** WHAT THIS TASK INVOLVES **
Each record must be retyped in full. No character may differ.

□ □ □ □ □ □ □

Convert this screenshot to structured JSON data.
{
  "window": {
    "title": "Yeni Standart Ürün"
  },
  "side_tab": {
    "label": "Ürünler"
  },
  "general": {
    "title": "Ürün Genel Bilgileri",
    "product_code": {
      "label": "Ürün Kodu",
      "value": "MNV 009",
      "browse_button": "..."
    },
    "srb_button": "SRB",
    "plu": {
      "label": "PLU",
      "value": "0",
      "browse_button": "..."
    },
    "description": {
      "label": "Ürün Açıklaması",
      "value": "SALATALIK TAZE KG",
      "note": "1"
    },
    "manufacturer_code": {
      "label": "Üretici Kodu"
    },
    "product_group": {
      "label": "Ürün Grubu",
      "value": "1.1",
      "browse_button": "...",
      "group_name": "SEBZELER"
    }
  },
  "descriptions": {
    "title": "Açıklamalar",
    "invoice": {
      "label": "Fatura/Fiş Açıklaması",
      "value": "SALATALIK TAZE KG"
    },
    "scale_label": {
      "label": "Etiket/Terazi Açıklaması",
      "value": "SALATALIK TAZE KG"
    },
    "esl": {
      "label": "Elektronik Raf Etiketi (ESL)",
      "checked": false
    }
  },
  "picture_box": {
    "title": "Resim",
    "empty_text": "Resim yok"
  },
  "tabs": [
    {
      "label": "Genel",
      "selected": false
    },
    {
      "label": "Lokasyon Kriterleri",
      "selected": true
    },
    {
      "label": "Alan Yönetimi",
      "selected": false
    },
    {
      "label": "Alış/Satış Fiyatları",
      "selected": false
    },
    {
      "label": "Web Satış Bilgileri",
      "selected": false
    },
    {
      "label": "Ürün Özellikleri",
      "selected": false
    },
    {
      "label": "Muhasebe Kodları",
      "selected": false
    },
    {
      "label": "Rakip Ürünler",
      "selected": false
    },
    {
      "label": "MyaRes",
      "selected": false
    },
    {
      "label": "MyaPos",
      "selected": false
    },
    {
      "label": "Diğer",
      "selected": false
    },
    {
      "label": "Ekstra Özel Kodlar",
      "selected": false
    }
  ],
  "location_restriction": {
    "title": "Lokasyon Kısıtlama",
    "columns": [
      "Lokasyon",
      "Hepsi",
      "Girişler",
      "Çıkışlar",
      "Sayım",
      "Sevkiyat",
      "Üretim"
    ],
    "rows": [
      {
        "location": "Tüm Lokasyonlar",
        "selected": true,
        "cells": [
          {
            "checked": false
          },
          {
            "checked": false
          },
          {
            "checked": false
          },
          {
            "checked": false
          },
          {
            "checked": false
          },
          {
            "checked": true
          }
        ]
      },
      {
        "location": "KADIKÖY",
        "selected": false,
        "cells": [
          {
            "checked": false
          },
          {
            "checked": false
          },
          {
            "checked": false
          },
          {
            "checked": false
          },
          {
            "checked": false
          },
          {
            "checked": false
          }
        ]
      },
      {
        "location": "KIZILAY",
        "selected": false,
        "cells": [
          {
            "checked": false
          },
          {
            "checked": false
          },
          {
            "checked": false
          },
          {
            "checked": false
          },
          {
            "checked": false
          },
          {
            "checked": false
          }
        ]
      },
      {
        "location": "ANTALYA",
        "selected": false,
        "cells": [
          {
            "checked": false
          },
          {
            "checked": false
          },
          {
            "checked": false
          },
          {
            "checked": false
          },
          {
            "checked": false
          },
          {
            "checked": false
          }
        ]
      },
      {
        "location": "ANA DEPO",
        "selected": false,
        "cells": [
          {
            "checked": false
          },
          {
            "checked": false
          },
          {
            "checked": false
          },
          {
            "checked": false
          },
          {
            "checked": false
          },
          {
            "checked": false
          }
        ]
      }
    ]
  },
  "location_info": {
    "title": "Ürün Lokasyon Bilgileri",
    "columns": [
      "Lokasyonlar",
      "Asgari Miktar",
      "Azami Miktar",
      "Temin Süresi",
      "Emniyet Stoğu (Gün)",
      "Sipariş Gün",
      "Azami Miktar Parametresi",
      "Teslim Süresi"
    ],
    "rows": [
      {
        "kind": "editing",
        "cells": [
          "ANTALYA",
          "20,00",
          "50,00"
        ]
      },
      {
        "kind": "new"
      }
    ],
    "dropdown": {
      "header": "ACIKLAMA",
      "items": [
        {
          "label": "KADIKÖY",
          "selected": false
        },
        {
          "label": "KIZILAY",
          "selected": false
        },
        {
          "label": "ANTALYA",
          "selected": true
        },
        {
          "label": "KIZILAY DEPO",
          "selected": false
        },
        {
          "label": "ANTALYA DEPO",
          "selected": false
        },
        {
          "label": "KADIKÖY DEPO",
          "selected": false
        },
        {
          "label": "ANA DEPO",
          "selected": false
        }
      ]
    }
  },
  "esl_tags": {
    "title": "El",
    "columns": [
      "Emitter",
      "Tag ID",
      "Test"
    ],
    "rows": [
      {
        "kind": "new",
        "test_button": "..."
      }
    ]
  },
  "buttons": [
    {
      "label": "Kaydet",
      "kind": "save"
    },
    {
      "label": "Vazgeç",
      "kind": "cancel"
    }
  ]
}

□ □ □ □ □ □ □

** WRITTEN RESPONSE **
Convert this screenshot to structured JSON data.
{
  "window": {
    "title": "Yeni Standart Ürün"
  },
  "side_tab": {
    "label": "Ürünler"
  },
  "general": {
    "title": "Ürün Genel Bilgileri",
    "product_code": {
      "label": "Ürün Kodu",
      "value": "MNV 009",
      "browse_button": "..."
    },
    "srb_button": "SRB",
    "plu": {
      "label": "PLU",
      "value": "0",
      "browse_button": "..."
    },
    "description": {
      "label": "Ürün Açıklaması",
      "value": "SALATALIK TAZE KG",
      "note": "1"
    },
    "manufacturer_code": {
      "label": "Üretici Kodu"
    },
    "product_group": {
      "label": "Ürün Grubu",
      "value": "1.1",
      "browse_button": "...",
      "group_name": "SEBZELER"
    }
  },
  "descriptions": {
    "title": "Açıklamalar",
    "invoice": {
      "label": "Fatura/Fiş Açıklaması",
      "value": "SALATALIK TAZE KG"
    },
    "scale_label": {
      "label": "Etiket/Terazi Açıklaması",
      "value": "SALATALIK TAZE KG"
    },
    "esl": {
      "label": "Elektronik Raf Etiketi (ESL)",
      "checked": false
    }
  },
  "picture_box": {
    "title": "Resim",
    "empty_text": "Resim yok"
  },
  "tabs": [
    {
      "label": "Genel",
      "selected": false
    },
    {
      "label": "Lokasyon Kriterleri",
      "selected": true
    },
    {
      "label": "Alan Yönetimi",
      "selected": false
    },
    {
      "label": "Alış/Satış Fiyatları",
      "selected": false
    },
    {
      "label": "Web Satış Bilgileri",
      "selected": false
    },
    {
      "label": "Ürün Özellikleri",
      "selected": false
    },
    {
      "label": "Muhasebe Kodları",
      "selected": false
    },
    {
      "label": "Rakip Ürünler",
      "selected": false
    },
    {
      "label": "MyaRes",
      "selected": false
    },
    {
      "label": "MyaPos",
      "selected": false
    },
    {
      "label": "Diğer",
      "selected": false
    },
    {
      "label": "Ekstra Özel Kodlar",
      "selected": false
    }
  ],
  "location_restriction": {
    "title": "Lokasyon Kısıtlama",
    "columns": [
      "Lokasyon",
      "Hepsi",
      "Girişler",
      "Çıkışlar",
      "Sayım",
      "Sevkiyat",
      "Üretim"
    ],
    "rows": [
      {
        "location": "Tüm Lokasyonlar",
        "selected": true,
        "cells": [
          {
            "checked": false
          },
          {
            "checked": false
          },
          {
            "checked": false
          },
          {
            "checked": false
          },
          {
            "checked": false
          },
          {
            "checked": true
          }
        ]
      },
      {
        "location": "KADIKÖY",
        "selected": false,
        "cells": [
          {
            "checked": false
          },
          {
            "checked": false
          },
          {
            "checked": false
          },
          {
            "checked": false
          },
          {
            "checked": false
          },
          {
            "checked": false
          }
        ]
      },
      {
        "location": "KIZILAY",
        "selected": false,
        "cells": [
          {
            "checked": false
          },
          {
            "checked": false
          },
          {
            "checked": false
          },
          {
            "checked": false
          },
          {
            "checked": false
          },
          {
            "checked": false
          }
        ]
      },
      {
        "location": "ANTALYA",
        "selected": false,
        "cells": [
          {
            "checked": false
          },
          {
            "checked": false
          },
          {
            "checked": false
          },
          {
            "checked": false
          },
          {
            "checked": false
          },
          {
            "checked": false
          }
        ]
      },
      {
        "location": "ANA DEPO",
        "selected": false,
        "cells": [
          {
            "checked": false
          },
          {
            "checked": false
          },
          {
            "checked": false
          },
          {
            "checked": false
          },
          {
            "checked": false
          },
          {
            "checked": false
          }
        ]
      }
    ]
  },
  "location_info": {
    "title": "Ürün Lokasyon Bilgileri",
    "columns": [
      "Lokasyonlar",
      "Asgari Miktar",
      "Azami Miktar",
      "Temin Süresi",
      "Emniyet Stoğu (Gün)",
      "Sipariş Gün",
      "Azami Miktar Parametresi",
      "Teslim Süresi"
    ],
    "rows": [
      {
        "kind": "editing",
        "cells": [
          "ANTALYA",
          "20,00",
          "50,00"
        ]
      },
      {
        "kind": "new"
      }
    ],
    "dropdown": {
      "header": "ACIKLAMA",
      "items": [
        {
          "label": "KADIKÖY",
          "selected": false
        },
        {
          "label": "KIZILAY",
          "selected": false
        },
        {
          "label": "ANTALYA",
          "selected": true
        },
        {
          "label": "KIZILAY DEPO",
          "selected": false
        },
        {
          "label": "ANTALYA DEPO",
          "selected": false
        },
        {
          "label": "KADIKÖY DEPO",
          "selected": false
        },
        {
          "label": "ANA DEPO",
          "selected": false
        }
      ]
    }
  },
  "esl_tags": {
    "title": "El",
    "columns": [
      "Emitter",
      "Tag ID",
      "Test"
    ],
    "rows": [
      {
        "kind": "new",
        "test_button": "..."
      }
    ]
  },
  "buttons": [
    {
      "label": "Kaydet",
      "kind": "save"
    },
    {
      "label": "Vazgeç",
      "kind": "cancel"
    }
  ]
}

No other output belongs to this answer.